Problem requirements: Write the material out again exactly as it stands.

*-*-*

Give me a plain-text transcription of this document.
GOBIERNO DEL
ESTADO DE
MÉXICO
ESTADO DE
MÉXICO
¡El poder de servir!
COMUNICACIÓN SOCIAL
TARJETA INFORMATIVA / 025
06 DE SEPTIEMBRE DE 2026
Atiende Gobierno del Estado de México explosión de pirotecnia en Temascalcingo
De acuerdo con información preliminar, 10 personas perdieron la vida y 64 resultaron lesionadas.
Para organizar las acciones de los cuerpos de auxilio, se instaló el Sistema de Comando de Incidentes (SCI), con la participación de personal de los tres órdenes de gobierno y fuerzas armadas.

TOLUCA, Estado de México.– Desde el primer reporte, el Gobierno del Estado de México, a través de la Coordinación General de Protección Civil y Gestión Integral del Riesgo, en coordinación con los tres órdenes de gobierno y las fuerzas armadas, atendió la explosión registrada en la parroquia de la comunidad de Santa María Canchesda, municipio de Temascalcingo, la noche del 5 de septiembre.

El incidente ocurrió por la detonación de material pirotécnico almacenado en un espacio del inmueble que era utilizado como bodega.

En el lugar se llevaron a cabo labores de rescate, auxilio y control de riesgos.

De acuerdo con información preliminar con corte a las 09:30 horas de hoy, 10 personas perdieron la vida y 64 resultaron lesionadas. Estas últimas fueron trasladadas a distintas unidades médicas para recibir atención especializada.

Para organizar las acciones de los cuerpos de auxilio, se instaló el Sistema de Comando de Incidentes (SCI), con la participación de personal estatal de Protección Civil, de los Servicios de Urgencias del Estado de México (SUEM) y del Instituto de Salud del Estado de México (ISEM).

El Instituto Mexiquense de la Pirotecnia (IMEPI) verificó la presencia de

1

*-*-*

Written response:
Give me a plain-text transcription of this document.
GOBIERNO DEL
ESTADO DE
MÉXICO
ESTADO DE
MÉXICO
¡El poder de servir!
COMUNICACIÓN SOCIAL
TARJETA INFORMATIVA / 025
06 DE SEPTIEMBRE DE 2026
Atiende Gobierno del Estado de México explosión de pirotecnia en Temascalcingo
De acuerdo con información preliminar, 10 personas perdieron la vida y 64 resultaron lesionadas.
Para organizar las acciones de los cuerpos de auxilio, se instaló el Sistema de Comando de Incidentes (SCI), con la participación de personal de los tres órdenes de gobierno y fuerzas armadas.

TOLUCA, Estado de México.– Desde el primer reporte, el Gobierno del Estado de México, a través de la Coordinación General de Protección Civil y Gestión Integral del Riesgo, en coordinación con los tres órdenes de gobierno y las fuerzas armadas, atendió la explosión registrada en la parroquia de la comunidad de Santa María Canchesda, municipio de Temascalcingo, la noche del 5 de septiembre.

El incidente ocurrió por la detonación de material pirotécnico almacenado en un espacio del inmueble que era utilizado como bodega.

En el lugar se llevaron a cabo labores de rescate, auxilio y control de riesgos.

De acuerdo con información preliminar con corte a las 09:30 horas de hoy, 10 personas perdieron la vida y 64 resultaron lesionadas. Estas últimas fueron trasladadas a distintas unidades médicas para recibir atención especializada.

Para organizar las acciones de los cuerpos de auxilio, se instaló el Sistema de Comando de Incidentes (SCI), con la participación de personal estatal de Protección Civil, de los Servicios de Urgencias del Estado de México (SUEM) y del Instituto de Salud del Estado de México (ISEM).

El Instituto Mexiquense de la Pirotecnia (IMEPI) verificó la presencia de

1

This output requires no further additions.